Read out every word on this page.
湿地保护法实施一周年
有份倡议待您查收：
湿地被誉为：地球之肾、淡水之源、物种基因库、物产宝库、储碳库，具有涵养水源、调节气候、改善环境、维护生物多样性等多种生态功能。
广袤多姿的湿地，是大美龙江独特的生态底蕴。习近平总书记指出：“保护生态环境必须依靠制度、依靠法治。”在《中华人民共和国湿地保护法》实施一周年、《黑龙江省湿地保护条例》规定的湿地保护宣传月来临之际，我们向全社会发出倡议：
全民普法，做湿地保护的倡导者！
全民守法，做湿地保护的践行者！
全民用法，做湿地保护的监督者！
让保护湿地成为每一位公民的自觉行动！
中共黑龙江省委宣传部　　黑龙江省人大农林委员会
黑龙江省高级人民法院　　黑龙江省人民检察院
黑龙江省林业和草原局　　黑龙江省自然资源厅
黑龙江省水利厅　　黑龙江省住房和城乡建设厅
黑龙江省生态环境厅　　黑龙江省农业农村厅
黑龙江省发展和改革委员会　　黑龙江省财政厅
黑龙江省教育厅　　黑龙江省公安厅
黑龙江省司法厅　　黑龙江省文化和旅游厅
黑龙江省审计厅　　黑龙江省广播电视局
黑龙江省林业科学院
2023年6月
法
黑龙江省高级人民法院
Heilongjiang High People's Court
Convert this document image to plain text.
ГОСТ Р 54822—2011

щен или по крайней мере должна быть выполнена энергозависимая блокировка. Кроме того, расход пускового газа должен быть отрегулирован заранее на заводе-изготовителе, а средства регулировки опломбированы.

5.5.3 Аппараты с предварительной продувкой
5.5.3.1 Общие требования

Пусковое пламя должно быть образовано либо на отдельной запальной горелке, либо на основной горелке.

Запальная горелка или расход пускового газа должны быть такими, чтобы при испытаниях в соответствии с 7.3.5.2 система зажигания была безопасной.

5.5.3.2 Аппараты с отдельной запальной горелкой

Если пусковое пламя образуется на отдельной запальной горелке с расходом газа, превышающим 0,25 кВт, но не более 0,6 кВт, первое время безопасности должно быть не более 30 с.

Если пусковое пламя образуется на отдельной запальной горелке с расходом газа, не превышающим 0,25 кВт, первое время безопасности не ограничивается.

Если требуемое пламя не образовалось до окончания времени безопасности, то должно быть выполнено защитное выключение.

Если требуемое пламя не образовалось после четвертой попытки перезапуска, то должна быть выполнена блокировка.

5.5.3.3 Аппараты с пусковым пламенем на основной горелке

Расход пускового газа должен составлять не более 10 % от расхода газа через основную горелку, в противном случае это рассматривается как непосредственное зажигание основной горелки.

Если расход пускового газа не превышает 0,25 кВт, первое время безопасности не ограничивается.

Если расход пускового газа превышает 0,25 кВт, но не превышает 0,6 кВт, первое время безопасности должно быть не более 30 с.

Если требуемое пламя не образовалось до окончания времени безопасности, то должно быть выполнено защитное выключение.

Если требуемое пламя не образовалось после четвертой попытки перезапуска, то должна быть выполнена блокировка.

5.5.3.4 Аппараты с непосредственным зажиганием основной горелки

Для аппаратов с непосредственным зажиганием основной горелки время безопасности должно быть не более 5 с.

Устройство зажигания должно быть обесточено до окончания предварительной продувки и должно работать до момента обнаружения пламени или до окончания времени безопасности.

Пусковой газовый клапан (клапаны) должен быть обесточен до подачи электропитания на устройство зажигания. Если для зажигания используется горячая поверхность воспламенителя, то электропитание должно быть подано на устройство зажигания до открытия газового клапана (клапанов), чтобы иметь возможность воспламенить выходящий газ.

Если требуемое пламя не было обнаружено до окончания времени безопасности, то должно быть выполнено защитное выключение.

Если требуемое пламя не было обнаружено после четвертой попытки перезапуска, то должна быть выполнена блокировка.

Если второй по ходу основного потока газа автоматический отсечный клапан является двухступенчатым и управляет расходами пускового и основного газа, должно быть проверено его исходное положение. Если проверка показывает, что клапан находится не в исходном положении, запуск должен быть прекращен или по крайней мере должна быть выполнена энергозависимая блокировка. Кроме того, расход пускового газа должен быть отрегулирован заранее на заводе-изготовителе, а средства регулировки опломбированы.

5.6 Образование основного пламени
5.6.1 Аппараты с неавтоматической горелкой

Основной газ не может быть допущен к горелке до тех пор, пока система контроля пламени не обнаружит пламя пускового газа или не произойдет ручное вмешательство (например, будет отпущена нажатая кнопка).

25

--

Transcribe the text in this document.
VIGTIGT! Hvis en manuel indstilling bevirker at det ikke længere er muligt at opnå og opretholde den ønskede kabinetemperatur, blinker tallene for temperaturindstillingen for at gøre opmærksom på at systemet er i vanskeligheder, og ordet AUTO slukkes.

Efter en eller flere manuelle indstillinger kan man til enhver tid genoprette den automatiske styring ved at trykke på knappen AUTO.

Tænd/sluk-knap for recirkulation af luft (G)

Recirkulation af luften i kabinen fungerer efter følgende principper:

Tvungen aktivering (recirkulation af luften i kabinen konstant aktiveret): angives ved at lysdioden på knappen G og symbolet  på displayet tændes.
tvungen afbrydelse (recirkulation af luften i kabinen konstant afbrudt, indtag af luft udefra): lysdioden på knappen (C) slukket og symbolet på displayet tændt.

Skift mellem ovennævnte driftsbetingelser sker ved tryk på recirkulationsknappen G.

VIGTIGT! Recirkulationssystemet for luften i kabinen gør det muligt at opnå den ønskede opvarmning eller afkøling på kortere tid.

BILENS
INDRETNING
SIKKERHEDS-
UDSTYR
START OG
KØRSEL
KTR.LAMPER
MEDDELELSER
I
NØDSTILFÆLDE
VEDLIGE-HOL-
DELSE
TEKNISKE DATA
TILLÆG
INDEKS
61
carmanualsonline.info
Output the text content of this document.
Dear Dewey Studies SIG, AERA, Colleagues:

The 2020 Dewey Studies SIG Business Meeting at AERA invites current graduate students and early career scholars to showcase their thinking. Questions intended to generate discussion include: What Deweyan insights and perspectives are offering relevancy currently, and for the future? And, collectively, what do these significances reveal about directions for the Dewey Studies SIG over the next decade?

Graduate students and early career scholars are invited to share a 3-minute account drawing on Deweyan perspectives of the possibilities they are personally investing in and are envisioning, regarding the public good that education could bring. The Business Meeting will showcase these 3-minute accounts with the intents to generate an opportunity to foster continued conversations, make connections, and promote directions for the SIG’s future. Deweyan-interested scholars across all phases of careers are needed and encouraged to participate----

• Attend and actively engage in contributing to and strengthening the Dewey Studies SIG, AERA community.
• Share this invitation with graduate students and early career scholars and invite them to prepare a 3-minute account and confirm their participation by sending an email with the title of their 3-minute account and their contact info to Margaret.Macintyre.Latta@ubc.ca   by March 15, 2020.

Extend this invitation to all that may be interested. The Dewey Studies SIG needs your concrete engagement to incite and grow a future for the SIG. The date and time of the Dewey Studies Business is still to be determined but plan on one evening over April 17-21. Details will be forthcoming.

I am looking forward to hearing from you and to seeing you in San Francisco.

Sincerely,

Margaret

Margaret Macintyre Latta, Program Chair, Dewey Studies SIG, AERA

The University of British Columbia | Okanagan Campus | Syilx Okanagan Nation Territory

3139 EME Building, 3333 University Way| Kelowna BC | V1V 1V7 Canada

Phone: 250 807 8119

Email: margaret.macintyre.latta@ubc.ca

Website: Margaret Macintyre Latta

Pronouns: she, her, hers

** STATED GOAL **
Search the entries for the word "interested" and copy every line that has it.

** TASK OUTPUT **
Graduate students and early career scholars are invited to share a 3-minute account drawing on Deweyan perspectives of the possibilities they are personally investing in and are envisioning, regarding the public good that education could bring. The Business Meeting will showcase these 3-minute accounts with the intents to generate an opportunity to foster continued conversations, make connections, and promote directions for the SIG’s future. Deweyan-interested scholars across all phases of careers are needed and encouraged to participate----
Extend this invitation to all that may be interested. The Dewey Studies SIG needs your concrete engagement to incite and grow a future for the SIG. The date and time of the Dewey Studies Business is still to be determined but plan on one evening over April 17-21. Details will be forthcoming.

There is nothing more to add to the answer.